◆ Problem to work on ◆
Separate out the lines that hold "stations".

◆ Source material ◆
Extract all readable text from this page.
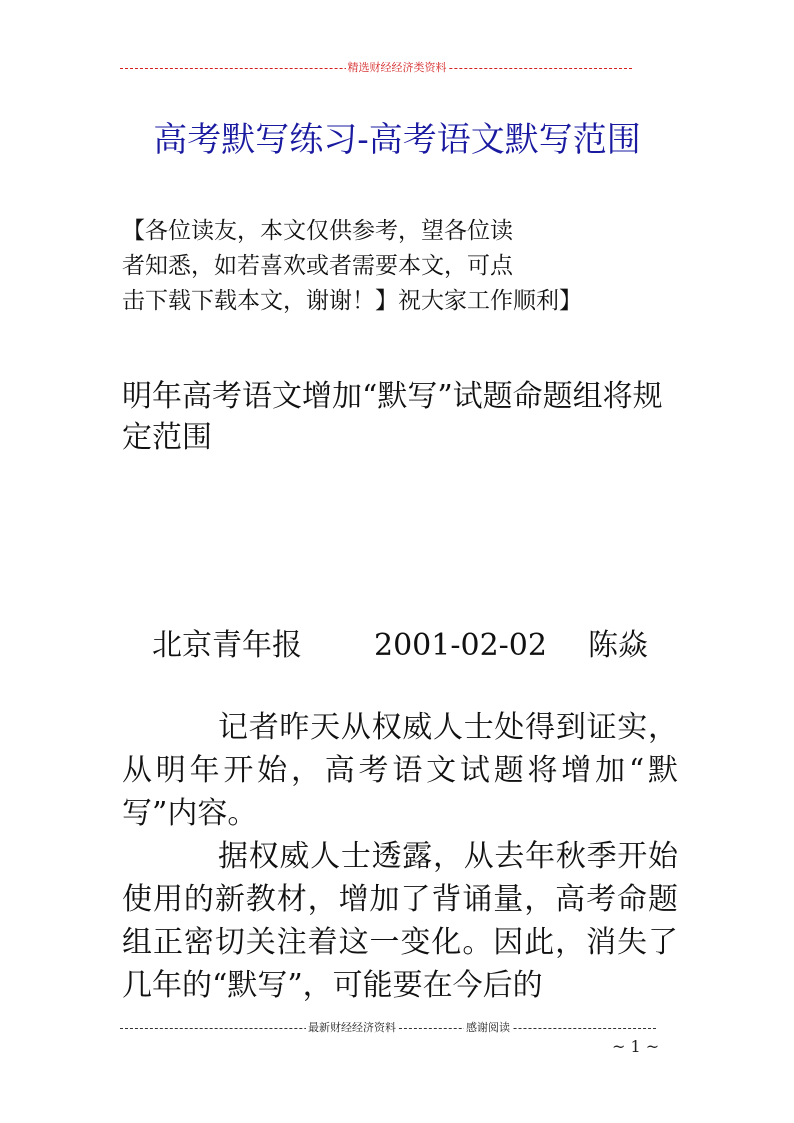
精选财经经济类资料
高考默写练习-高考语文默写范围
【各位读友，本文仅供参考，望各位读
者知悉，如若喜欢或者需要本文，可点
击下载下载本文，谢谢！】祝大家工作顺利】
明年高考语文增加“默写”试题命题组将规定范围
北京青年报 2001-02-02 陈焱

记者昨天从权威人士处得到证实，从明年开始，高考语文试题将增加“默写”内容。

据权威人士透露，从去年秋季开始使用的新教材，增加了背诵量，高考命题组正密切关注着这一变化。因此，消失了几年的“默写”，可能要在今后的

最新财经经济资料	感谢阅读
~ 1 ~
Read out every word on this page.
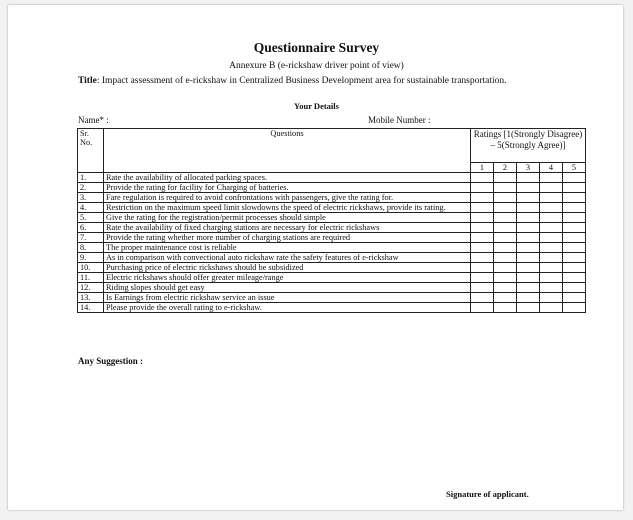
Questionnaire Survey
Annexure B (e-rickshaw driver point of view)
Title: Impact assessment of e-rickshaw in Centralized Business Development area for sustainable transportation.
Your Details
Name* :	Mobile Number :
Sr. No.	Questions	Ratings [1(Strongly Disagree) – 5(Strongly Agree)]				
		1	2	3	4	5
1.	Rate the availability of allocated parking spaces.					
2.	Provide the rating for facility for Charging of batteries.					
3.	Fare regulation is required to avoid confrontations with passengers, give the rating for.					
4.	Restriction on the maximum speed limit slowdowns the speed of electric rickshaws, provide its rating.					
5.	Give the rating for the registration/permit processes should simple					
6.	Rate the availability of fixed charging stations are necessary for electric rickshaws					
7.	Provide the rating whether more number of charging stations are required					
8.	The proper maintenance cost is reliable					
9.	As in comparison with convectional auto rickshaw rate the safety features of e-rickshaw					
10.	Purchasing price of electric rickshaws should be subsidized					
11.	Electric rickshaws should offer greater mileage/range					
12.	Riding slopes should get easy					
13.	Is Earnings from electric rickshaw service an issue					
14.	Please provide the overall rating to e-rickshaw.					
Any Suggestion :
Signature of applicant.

---

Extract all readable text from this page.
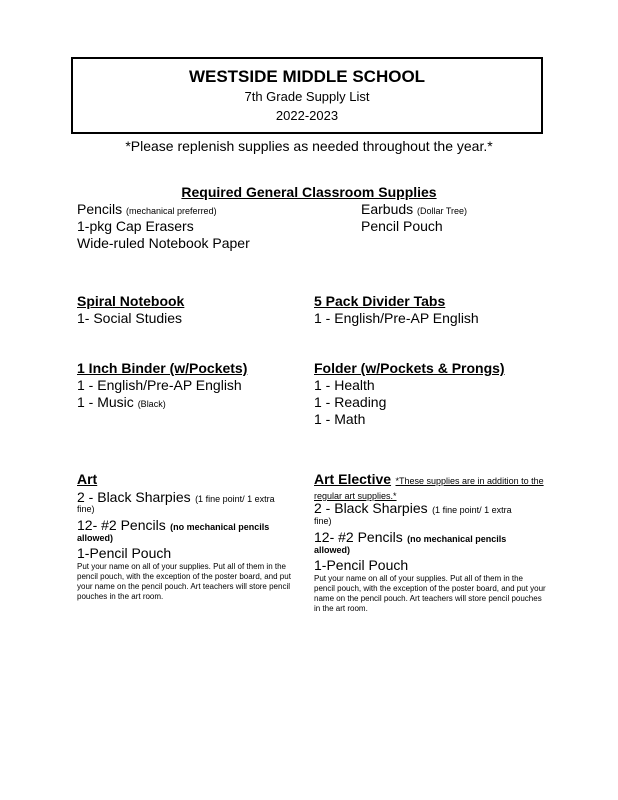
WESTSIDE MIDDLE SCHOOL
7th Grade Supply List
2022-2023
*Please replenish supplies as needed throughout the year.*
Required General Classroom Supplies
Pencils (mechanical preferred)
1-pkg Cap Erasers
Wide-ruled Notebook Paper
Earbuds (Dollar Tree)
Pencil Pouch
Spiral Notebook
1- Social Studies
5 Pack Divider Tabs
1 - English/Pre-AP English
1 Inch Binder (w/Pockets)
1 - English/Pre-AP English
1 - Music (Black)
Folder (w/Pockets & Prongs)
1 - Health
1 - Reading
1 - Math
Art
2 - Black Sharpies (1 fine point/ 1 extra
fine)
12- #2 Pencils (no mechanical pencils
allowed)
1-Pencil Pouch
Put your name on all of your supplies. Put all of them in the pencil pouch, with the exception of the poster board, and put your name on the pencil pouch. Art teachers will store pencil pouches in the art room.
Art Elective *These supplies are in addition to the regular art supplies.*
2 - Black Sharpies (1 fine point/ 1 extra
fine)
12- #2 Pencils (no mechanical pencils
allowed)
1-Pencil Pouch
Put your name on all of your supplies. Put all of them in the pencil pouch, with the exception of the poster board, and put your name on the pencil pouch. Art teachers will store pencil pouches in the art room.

---

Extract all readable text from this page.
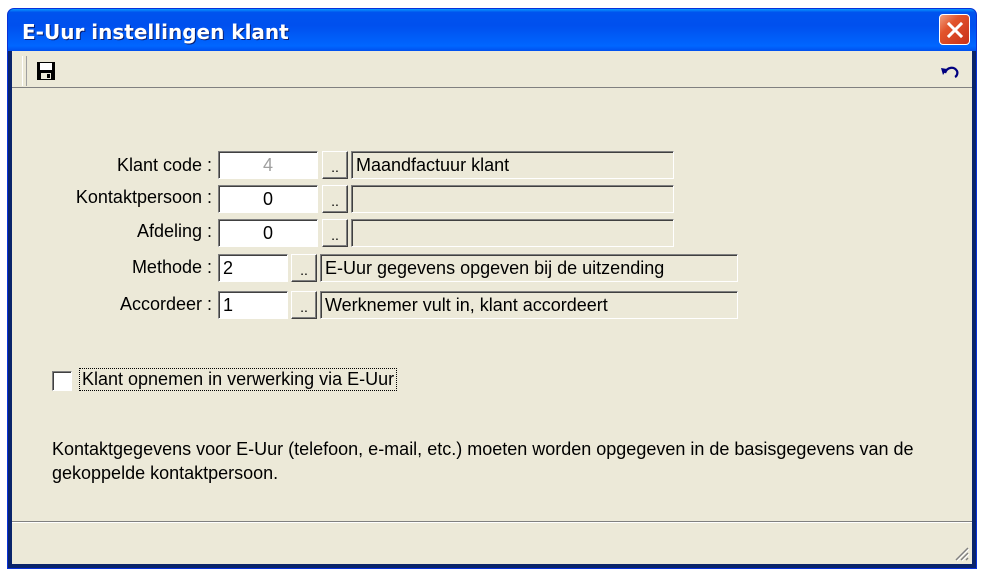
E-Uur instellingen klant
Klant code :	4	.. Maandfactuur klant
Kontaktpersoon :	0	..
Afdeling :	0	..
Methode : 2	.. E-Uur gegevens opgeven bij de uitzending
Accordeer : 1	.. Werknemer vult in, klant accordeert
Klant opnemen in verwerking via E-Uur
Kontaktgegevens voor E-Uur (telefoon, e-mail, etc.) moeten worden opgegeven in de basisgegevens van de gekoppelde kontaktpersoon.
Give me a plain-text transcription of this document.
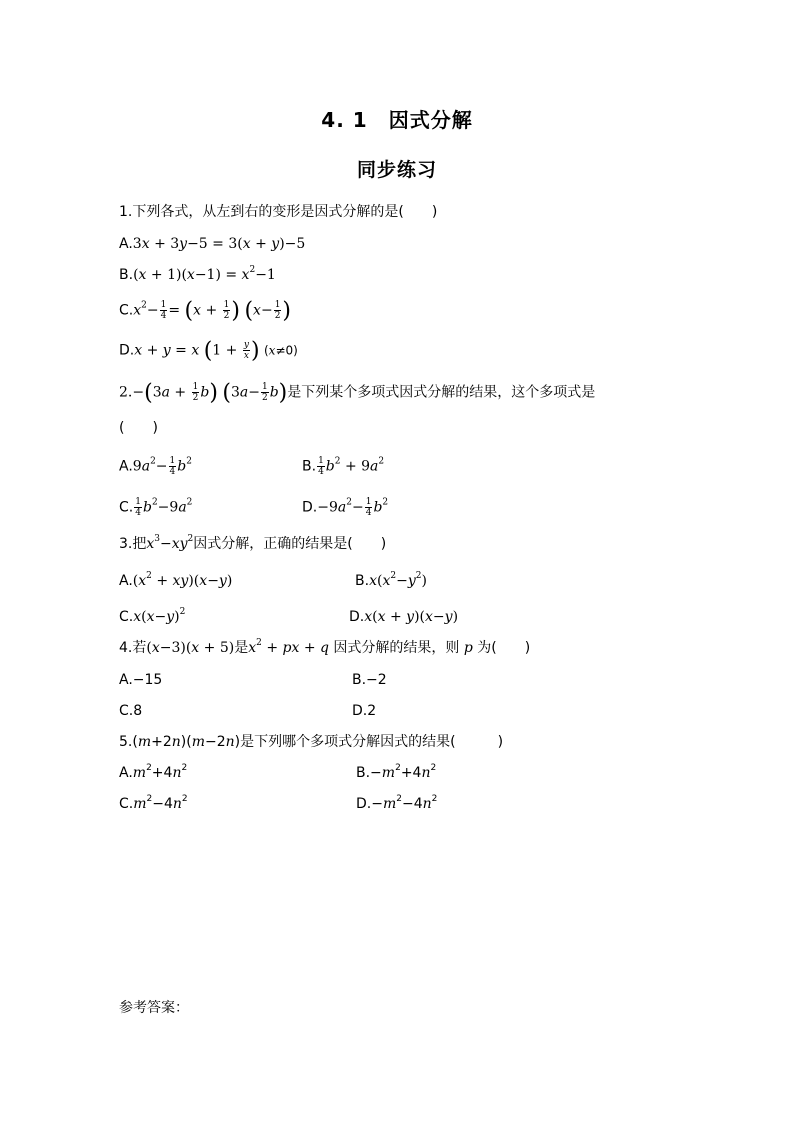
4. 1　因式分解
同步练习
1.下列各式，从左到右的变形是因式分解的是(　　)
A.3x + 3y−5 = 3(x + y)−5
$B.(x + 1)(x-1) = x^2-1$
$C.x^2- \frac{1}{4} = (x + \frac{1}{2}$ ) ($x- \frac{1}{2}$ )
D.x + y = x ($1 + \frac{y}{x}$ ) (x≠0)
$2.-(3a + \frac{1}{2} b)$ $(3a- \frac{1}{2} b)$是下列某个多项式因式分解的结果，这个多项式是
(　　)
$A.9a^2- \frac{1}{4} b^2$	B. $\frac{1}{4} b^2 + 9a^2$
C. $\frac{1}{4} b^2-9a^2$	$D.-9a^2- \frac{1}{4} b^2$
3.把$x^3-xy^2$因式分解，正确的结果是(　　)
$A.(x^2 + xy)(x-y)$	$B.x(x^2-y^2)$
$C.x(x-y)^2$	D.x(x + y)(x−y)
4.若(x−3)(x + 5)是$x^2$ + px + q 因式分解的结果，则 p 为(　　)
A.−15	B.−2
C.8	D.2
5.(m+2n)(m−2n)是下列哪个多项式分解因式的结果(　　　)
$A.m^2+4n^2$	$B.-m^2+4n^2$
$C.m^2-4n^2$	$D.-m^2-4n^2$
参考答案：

◆ Task output ◆
6.	Rate the availability of fixed charging stations are necessary for electric rickshaws					
7.	Provide the rating whether more number of charging stations are required					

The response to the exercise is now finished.